==== Input data

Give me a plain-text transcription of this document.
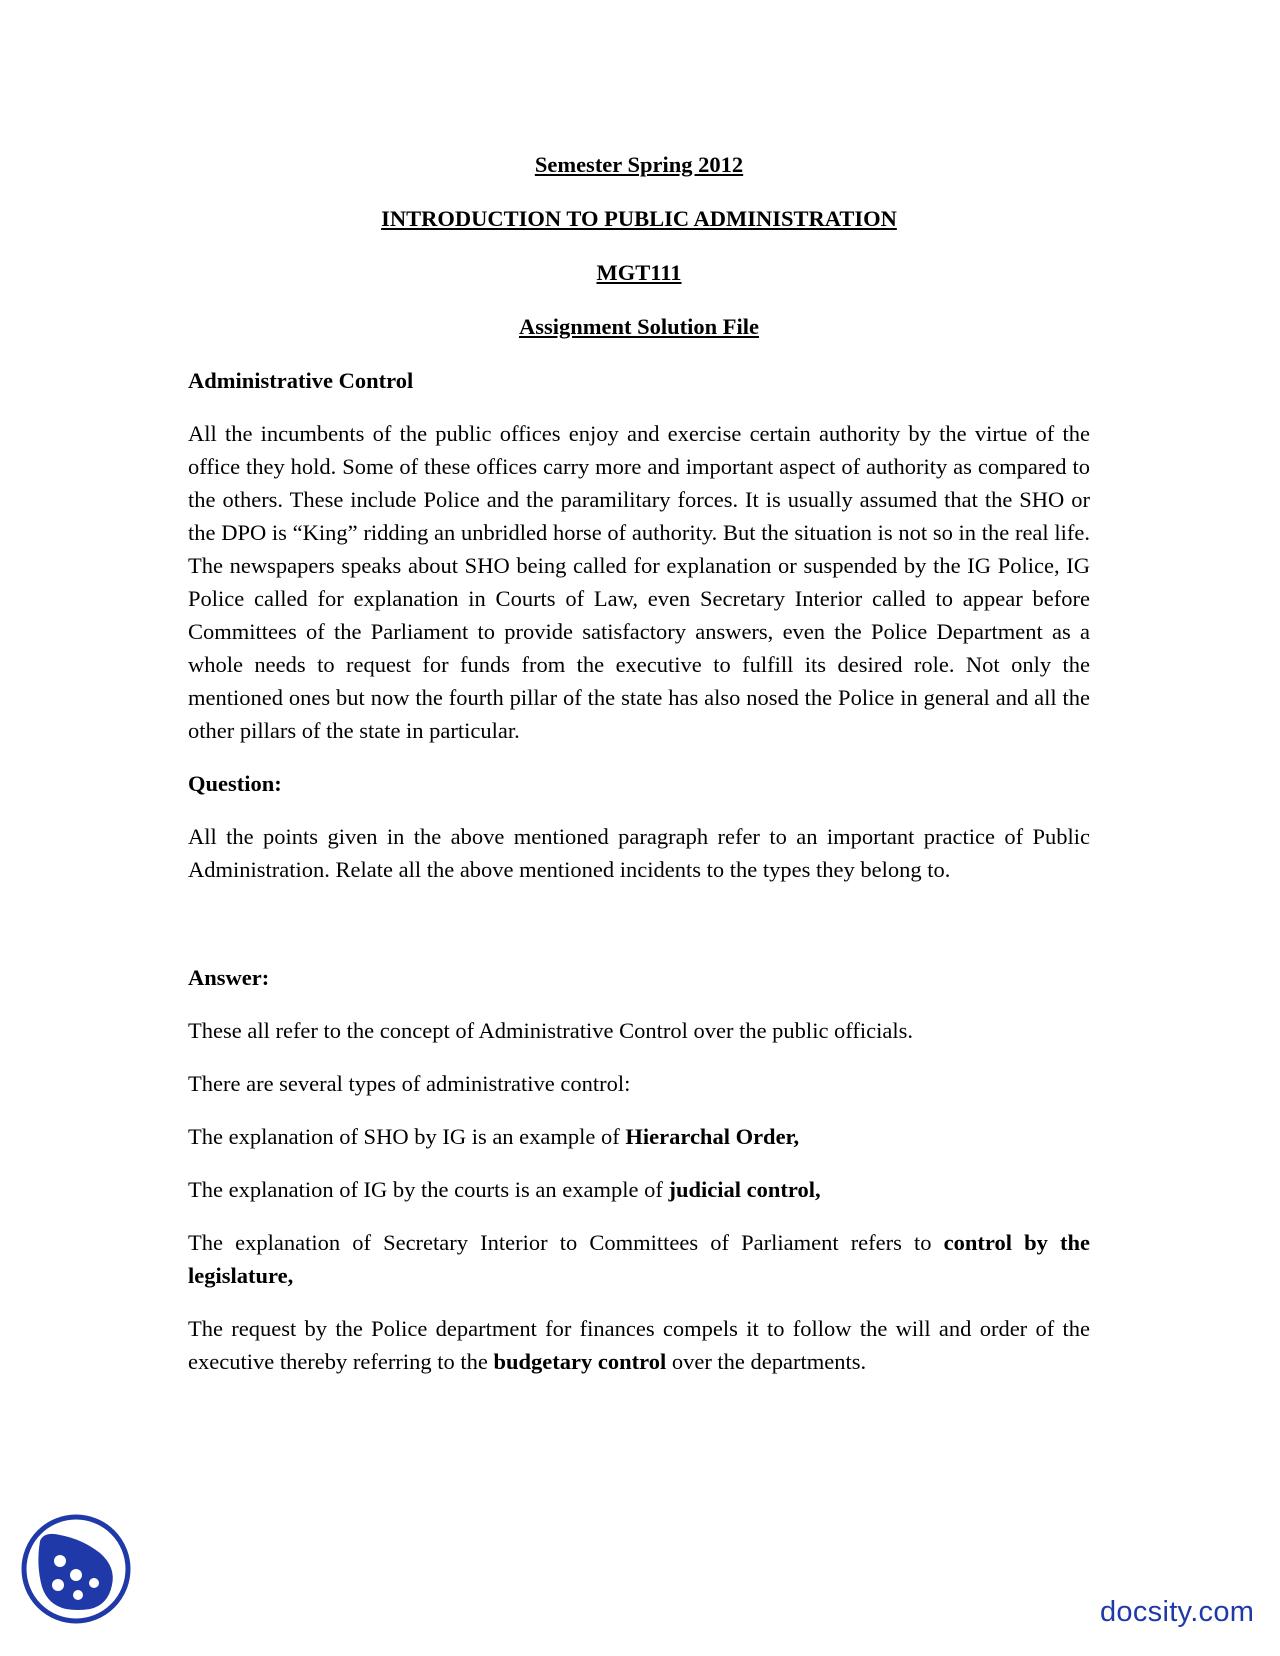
Semester Spring 2012
INTRODUCTION TO PUBLIC ADMINISTRATION
MGT111
Assignment Solution File
Administrative Control

All the incumbents of the public offices enjoy and exercise certain authority by the virtue of the office they hold. Some of these offices carry more and important aspect of authority as compared to the others. These include Police and the paramilitary forces. It is usually assumed that the SHO or the DPO is “King” ridding an unbridled horse of authority. But the situation is not so in the real life. The newspapers speaks about SHO being called for explanation or suspended by the IG Police, IG Police called for explanation in Courts of Law, even Secretary Interior called to appear before Committees of the Parliament to provide satisfactory answers, even the Police Department as a whole needs to request for funds from the executive to fulfill its desired role. Not only the mentioned ones but now the fourth pillar of the state has also nosed the Police in general and all the other pillars of the state in particular.

Question:

All the points given in the above mentioned paragraph refer to an important practice of Public Administration. Relate all the above mentioned incidents to the types they belong to.

Answer:

These all refer to the concept of Administrative Control over the public officials.

There are several types of administrative control:

The explanation of SHO by IG is an example of Hierarchal Order,

The explanation of IG by the courts is an example of judicial control,

The explanation of Secretary Interior to Committees of Parliament refers to control by the legislature,

The request by the Police department for finances compels it to follow the will and order of the executive thereby referring to the budgetary control over the departments.

docsity.com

========

■ **Task directions**:
Scan the entries above for the word "over" and collect each line holding it.

■ **Exercise response**:
These all refer to the concept of Administrative Control over the public officials.
The request by the Police department for finances compels it to follow the will and order of the executive thereby referring to the budgetary control over the departments.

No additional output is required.